> _Problem to solve_: Please write out the complete listing that follows, exactly as it reads.

^^^^^^^^

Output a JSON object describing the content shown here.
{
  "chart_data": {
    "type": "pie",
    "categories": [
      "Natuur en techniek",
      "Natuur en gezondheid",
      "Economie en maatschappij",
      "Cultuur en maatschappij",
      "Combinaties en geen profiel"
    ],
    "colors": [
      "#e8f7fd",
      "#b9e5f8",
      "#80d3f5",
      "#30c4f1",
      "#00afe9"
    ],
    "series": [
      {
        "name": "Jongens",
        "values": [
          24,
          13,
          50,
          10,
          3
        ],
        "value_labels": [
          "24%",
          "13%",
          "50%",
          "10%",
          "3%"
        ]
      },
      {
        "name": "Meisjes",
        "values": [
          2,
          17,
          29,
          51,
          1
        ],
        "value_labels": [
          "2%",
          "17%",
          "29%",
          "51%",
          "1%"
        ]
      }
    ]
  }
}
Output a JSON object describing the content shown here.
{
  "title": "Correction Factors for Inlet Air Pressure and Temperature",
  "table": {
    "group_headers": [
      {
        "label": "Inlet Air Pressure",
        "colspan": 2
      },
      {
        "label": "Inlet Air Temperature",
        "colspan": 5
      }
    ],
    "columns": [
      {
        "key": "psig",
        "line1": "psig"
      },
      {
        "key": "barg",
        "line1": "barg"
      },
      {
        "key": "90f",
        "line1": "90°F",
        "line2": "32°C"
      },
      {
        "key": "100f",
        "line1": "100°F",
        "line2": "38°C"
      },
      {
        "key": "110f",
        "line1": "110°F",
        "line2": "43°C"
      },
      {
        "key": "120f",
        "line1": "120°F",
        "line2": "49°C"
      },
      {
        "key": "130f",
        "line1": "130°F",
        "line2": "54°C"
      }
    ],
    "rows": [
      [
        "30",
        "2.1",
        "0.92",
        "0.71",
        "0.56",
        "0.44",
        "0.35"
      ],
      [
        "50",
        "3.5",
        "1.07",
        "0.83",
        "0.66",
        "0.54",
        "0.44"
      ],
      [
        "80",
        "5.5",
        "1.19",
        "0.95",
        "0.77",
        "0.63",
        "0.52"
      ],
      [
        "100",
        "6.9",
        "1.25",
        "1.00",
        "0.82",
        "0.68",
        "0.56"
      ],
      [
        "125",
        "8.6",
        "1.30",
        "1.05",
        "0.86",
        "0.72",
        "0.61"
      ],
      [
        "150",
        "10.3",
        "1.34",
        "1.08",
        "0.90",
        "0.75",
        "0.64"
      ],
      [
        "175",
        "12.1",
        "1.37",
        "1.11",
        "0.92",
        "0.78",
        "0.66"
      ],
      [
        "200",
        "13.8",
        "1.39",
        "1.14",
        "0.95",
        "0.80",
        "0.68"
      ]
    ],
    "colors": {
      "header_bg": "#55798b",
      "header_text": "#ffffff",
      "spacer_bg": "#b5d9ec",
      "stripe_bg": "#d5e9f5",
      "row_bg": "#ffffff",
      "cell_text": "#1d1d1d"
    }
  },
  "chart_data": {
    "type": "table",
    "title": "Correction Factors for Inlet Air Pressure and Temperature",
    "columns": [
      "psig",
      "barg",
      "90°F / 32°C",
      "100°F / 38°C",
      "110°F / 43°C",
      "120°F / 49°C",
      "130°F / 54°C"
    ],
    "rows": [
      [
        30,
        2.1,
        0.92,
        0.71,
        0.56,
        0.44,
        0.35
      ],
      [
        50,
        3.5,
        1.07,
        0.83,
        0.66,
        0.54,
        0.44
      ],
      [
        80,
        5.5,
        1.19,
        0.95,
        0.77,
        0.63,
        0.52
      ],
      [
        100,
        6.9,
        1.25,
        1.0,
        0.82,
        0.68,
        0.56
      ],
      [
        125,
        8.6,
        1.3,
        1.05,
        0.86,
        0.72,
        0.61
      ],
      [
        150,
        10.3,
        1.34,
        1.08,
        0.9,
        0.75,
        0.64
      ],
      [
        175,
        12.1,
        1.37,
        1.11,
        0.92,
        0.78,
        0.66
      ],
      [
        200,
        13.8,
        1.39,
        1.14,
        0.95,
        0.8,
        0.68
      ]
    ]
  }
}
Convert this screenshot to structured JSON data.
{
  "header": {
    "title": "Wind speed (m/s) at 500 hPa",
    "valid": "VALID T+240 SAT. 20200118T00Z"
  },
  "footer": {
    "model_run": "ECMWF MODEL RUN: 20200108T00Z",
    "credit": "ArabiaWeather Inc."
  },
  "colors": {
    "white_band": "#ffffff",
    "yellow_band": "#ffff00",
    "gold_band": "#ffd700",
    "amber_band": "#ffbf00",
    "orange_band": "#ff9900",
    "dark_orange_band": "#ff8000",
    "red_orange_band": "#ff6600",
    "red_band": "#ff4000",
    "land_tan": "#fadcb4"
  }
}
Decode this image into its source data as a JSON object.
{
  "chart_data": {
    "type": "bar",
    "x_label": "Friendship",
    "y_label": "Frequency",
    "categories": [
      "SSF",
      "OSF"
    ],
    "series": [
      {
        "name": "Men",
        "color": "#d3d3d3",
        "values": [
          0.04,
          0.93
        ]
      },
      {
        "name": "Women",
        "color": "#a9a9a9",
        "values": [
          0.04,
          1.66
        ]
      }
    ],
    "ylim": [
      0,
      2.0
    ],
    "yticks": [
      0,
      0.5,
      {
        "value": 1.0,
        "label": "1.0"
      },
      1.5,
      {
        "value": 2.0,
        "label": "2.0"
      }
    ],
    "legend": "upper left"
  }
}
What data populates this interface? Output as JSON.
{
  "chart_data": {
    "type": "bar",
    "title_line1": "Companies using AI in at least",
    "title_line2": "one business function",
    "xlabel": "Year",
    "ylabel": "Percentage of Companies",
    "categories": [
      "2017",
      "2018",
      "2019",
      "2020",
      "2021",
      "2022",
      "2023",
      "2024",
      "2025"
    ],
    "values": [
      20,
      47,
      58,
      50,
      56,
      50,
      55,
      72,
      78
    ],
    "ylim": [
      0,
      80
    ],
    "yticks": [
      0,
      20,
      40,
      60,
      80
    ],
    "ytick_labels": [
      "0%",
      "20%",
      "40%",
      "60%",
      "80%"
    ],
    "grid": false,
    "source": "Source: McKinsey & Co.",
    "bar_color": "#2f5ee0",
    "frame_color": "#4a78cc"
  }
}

^^^^^^^^

> _Result of this task_:
Output a JSON object describing the content shown here.
{
  "chart_data": {
    "type": "pie",
    "categories": [
      "Natuur en techniek",
      "Natuur en gezondheid",
      "Economie en maatschappij",
      "Cultuur en maatschappij",
      "Combinaties en geen profiel"
    ],
    "colors": [
      "#e8f7fd",
      "#b9e5f8",
      "#80d3f5",
      "#30c4f1",
      "#00afe9"
    ],
    "series": [
      {
        "name": "Jongens",
        "values": [
          24,
          13,
          50,
          10,
          3
        ],
        "value_labels": [
          "24%",
          "13%",
          "50%",
          "10%",
          "3%"
        ]
      },
      {
        "name": "Meisjes",
        "values": [
          2,
          17,
          29,
          51,
          1
        ],
        "value_labels": [
          "2%",
          "17%",
          "29%",
          "51%",
          "1%"
        ]
      }
    ]
  }
}
Output a JSON object describing the content shown here.
{
  "title": "Correction Factors for Inlet Air Pressure and Temperature",
  "table": {
    "group_headers": [
      {
        "label": "Inlet Air Pressure",
        "colspan": 2
      },
      {
        "label": "Inlet Air Temperature",
        "colspan": 5
      }
    ],
    "columns": [
      {
        "key": "psig",
        "line1": "psig"
      },
      {
        "key": "barg",
        "line1": "barg"
      },
      {
        "key": "90f",
        "line1": "90°F",
        "line2": "32°C"
      },
      {
        "key": "100f",
        "line1": "100°F",
        "line2": "38°C"
      },
      {
        "key": "110f",
        "line1": "110°F",
        "line2": "43°C"
      },
      {
        "key": "120f",
        "line1": "120°F",
        "line2": "49°C"
      },
      {
        "key": "130f",
        "line1": "130°F",
        "line2": "54°C"
      }
    ],
    "rows": [
      [
        "30",
        "2.1",
        "0.92",
        "0.71",
        "0.56",
        "0.44",
        "0.35"
      ],
      [
        "50",
        "3.5",
        "1.07",
        "0.83",
        "0.66",
        "0.54",
        "0.44"
      ],
      [
        "80",
        "5.5",
        "1.19",
        "0.95",
        "0.77",
        "0.63",
        "0.52"
      ],
      [
        "100",
        "6.9",
        "1.25",
        "1.00",
        "0.82",
        "0.68",
        "0.56"
      ],
      [
        "125",
        "8.6",
        "1.30",
        "1.05",
        "0.86",
        "0.72",
        "0.61"
      ],
      [
        "150",
        "10.3",
        "1.34",
        "1.08",
        "0.90",
        "0.75",
        "0.64"
      ],
      [
        "175",
        "12.1",
        "1.37",
        "1.11",
        "0.92",
        "0.78",
        "0.66"
      ],
      [
        "200",
        "13.8",
        "1.39",
        "1.14",
        "0.95",
        "0.80",
        "0.68"
      ]
    ],
    "colors": {
      "header_bg": "#55798b",
      "header_text": "#ffffff",
      "spacer_bg": "#b5d9ec",
      "stripe_bg": "#d5e9f5",
      "row_bg": "#ffffff",
      "cell_text": "#1d1d1d"
    }
  },
  "chart_data": {
    "type": "table",
    "title": "Correction Factors for Inlet Air Pressure and Temperature",
    "columns": [
      "psig",
      "barg",
      "90°F / 32°C",
      "100°F / 38°C",
      "110°F / 43°C",
      "120°F / 49°C",
      "130°F / 54°C"
    ],
    "rows": [
      [
        30,
        2.1,
        0.92,
        0.71,
        0.56,
        0.44,
        0.35
      ],
      [
        50,
        3.5,
        1.07,
        0.83,
        0.66,
        0.54,
        0.44
      ],
      [
        80,
        5.5,
        1.19,
        0.95,
        0.77,
        0.63,
        0.52
      ],
      [
        100,
        6.9,
        1.25,
        1.0,
        0.82,
        0.68,
        0.56
      ],
      [
        125,
        8.6,
        1.3,
        1.05,
        0.86,
        0.72,
        0.61
      ],
      [
        150,
        10.3,
        1.34,
        1.08,
        0.9,
        0.75,
        0.64
      ],
      [
        175,
        12.1,
        1.37,
        1.11,
        0.92,
        0.78,
        0.66
      ],
      [
        200,
        13.8,
        1.39,
        1.14,
        0.95,
        0.8,
        0.68
      ]
    ]
  }
}
Convert this screenshot to structured JSON data.
{
  "header": {
    "title": "Wind speed (m/s) at 500 hPa",
    "valid": "VALID T+240 SAT. 20200118T00Z"
  },
  "footer": {
    "model_run": "ECMWF MODEL RUN: 20200108T00Z",
    "credit": "ArabiaWeather Inc."
  },
  "colors": {
    "white_band": "#ffffff",
    "yellow_band": "#ffff00",
    "gold_band": "#ffd700",
    "amber_band": "#ffbf00",
    "orange_band": "#ff9900",
    "dark_orange_band": "#ff8000",
    "red_orange_band": "#ff6600",
    "red_band": "#ff4000",
    "land_tan": "#fadcb4"
  }
}
Decode this image into its source data as a JSON object.
{
  "chart_data": {
    "type": "bar",
    "x_label": "Friendship",
    "y_label": "Frequency",
    "categories": [
      "SSF",
      "OSF"
    ],
    "series": [
      {
        "name": "Men",
        "color": "#d3d3d3",
        "values": [
          0.04,
          0.93
        ]
      },
      {
        "name": "Women",
        "color": "#a9a9a9",
        "values": [
          0.04,
          1.66
        ]
      }
    ],
    "ylim": [
      0,
      2.0
    ],
    "yticks": [
      0,
      0.5,
      {
        "value": 1.0,
        "label": "1.0"
      },
      1.5,
      {
        "value": 2.0,
        "label": "2.0"
      }
    ],
    "legend": "upper left"
  }
}
What data populates this interface? Output as JSON.
{
  "chart_data": {
    "type": "bar",
    "title_line1": "Companies using AI in at least",
    "title_line2": "one business function",
    "xlabel": "Year",
    "ylabel": "Percentage of Companies",
    "categories": [
      "2017",
      "2018",
      "2019",
      "2020",
      "2021",
      "2022",
      "2023",
      "2024",
      "2025"
    ],
    "values": [
      20,
      47,
      58,
      50,
      56,
      50,
      55,
      72,
      78
    ],
    "ylim": [
      0,
      80
    ],
    "yticks": [
      0,
      20,
      40,
      60,
      80
    ],
    "ytick_labels": [
      "0%",
      "20%",
      "40%",
      "60%",
      "80%"
    ],
    "grid": false,
    "source": "Source: McKinsey & Co.",
    "bar_color": "#2f5ee0",
    "frame_color": "#4a78cc"
  }
}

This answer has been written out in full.